SHORT EXERCISE: Copy every line with the string "Equity" in it.

[Entries with figure data]

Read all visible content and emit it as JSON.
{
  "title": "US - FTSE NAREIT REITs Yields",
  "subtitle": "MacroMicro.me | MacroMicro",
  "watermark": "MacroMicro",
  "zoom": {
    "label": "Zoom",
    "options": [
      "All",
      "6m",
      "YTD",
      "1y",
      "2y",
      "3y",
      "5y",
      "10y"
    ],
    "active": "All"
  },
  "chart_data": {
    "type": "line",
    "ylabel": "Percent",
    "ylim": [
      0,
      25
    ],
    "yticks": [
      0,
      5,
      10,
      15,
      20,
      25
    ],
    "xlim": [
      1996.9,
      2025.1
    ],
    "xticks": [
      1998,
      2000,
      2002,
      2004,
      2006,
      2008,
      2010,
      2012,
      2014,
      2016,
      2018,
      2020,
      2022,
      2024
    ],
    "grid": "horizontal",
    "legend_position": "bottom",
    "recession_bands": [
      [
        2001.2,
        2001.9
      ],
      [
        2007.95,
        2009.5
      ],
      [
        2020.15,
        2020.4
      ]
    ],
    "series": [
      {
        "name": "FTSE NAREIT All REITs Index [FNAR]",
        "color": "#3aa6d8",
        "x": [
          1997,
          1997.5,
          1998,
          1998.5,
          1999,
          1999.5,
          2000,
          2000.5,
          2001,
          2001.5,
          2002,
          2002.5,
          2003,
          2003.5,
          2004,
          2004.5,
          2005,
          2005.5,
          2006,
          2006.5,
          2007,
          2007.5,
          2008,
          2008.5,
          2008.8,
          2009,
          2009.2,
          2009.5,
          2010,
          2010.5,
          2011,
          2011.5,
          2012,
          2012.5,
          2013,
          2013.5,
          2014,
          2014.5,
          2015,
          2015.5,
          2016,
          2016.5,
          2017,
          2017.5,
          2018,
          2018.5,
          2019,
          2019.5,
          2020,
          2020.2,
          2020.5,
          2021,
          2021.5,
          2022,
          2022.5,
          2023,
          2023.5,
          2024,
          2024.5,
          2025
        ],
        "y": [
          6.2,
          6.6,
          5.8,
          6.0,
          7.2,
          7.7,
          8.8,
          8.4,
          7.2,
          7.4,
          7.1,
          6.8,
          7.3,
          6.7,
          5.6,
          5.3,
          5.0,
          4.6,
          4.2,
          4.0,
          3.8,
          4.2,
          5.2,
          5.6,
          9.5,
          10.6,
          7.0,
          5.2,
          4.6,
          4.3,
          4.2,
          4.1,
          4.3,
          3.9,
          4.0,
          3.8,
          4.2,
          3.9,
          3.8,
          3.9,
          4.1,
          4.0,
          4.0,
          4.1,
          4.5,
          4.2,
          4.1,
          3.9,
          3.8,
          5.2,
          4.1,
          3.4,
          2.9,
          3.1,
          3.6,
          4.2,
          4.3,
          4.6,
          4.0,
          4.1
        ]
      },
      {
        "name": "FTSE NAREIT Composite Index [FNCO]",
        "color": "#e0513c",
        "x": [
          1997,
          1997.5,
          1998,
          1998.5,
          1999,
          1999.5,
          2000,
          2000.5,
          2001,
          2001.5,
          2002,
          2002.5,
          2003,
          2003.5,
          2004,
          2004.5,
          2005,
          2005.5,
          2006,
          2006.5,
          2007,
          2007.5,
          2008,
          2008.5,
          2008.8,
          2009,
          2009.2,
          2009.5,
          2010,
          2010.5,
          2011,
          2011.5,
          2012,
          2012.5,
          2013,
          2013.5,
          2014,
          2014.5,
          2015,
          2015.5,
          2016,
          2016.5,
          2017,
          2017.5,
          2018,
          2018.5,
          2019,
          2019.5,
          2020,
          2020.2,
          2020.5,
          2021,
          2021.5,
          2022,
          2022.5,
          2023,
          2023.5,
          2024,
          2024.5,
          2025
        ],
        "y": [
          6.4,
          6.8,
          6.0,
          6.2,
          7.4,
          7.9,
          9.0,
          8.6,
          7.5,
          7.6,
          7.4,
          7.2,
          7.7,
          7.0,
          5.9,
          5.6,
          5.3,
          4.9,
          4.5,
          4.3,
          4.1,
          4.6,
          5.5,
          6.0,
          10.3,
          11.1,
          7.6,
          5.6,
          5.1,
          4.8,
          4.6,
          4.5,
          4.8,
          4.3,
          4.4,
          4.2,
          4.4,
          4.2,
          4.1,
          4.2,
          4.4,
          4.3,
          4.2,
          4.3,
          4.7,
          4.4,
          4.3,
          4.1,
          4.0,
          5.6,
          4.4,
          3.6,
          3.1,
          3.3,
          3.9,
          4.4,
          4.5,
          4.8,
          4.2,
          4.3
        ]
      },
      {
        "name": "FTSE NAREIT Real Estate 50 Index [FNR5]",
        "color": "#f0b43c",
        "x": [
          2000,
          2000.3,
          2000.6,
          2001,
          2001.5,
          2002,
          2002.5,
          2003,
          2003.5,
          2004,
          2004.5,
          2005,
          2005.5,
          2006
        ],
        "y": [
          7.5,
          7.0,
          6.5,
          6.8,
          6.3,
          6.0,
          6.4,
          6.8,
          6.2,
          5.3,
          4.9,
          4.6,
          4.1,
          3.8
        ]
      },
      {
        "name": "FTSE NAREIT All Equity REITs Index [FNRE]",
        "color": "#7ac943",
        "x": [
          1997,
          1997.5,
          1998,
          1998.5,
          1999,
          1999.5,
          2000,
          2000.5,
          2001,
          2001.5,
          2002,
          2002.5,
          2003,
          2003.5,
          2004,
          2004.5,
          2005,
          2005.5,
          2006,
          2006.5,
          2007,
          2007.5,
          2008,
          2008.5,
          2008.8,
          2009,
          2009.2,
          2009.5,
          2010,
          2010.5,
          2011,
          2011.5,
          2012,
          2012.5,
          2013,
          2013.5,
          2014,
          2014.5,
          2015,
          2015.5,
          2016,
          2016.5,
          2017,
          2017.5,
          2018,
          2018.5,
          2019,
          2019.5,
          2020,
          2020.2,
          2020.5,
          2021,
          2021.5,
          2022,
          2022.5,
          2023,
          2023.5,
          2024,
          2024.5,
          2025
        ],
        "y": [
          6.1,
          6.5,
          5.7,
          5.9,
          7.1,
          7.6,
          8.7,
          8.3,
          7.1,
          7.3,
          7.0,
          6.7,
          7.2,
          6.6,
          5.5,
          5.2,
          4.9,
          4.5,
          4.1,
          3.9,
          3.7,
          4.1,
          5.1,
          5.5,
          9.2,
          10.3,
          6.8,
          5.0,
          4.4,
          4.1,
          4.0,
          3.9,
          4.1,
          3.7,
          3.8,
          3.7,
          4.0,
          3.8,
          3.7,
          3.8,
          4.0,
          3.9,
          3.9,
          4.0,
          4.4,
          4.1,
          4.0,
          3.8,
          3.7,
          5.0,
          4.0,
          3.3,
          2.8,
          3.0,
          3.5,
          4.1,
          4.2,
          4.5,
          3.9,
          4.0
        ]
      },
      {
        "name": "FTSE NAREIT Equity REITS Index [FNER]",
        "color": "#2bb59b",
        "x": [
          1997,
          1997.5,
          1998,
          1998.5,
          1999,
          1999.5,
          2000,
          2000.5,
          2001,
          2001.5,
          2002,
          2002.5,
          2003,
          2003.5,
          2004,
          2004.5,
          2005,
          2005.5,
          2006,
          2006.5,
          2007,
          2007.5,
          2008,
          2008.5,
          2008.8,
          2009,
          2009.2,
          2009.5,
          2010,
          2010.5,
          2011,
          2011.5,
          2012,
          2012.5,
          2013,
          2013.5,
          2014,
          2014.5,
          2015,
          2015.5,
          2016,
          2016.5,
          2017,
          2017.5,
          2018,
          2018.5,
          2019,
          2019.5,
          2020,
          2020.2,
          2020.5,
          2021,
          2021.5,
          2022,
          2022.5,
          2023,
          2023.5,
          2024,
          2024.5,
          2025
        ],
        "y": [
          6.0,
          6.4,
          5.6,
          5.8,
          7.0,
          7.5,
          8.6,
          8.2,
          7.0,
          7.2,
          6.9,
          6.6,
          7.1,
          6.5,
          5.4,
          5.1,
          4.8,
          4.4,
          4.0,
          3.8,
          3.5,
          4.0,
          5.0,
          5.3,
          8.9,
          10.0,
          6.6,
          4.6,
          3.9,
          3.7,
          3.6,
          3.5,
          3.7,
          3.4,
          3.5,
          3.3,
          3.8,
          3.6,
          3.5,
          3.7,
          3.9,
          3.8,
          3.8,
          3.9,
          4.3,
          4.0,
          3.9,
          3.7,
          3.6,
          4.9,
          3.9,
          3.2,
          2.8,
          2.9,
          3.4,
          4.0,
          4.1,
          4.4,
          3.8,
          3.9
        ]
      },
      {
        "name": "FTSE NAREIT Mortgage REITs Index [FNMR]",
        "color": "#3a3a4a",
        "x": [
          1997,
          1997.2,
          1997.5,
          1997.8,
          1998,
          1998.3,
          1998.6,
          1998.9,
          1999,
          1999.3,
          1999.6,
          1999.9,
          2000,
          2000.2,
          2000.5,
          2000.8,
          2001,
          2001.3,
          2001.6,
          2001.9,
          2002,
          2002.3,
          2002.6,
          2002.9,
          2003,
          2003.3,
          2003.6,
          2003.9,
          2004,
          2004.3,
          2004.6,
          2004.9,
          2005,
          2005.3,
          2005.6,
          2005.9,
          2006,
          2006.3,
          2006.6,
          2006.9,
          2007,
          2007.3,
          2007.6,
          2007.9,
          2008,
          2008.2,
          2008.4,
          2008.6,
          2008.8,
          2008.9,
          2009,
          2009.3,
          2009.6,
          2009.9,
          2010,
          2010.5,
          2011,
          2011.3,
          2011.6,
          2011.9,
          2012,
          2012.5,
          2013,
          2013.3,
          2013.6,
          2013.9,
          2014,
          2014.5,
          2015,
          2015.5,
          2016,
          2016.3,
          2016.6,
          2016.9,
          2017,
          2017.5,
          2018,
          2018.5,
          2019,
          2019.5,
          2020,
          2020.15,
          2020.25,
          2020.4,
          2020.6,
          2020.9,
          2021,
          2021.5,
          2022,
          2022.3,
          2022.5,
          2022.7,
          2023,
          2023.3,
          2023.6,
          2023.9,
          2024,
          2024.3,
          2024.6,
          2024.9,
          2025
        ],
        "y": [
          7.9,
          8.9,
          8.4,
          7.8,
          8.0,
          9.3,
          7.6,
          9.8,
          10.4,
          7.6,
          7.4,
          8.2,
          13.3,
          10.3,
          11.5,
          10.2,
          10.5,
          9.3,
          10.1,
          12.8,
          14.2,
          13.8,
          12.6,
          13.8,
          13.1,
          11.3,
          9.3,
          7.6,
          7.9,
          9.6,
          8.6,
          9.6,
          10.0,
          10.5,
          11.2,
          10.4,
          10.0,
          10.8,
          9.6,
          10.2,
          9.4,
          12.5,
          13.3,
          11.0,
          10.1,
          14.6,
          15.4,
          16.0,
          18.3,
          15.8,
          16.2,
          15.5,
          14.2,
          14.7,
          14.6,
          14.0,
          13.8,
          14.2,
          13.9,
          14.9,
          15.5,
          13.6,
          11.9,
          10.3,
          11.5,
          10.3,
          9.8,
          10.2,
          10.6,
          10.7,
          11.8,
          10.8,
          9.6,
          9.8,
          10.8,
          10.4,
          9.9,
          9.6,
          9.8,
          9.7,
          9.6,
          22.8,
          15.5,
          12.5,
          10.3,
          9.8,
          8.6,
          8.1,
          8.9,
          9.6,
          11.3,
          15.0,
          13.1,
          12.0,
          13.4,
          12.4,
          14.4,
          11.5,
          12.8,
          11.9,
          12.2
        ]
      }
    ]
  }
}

RESULT OF THE TASK:
        "name": "FTSE NAREIT All Equity REITs Index [FNRE]",
        "name": "FTSE NAREIT Equity REITS Index [FNER]",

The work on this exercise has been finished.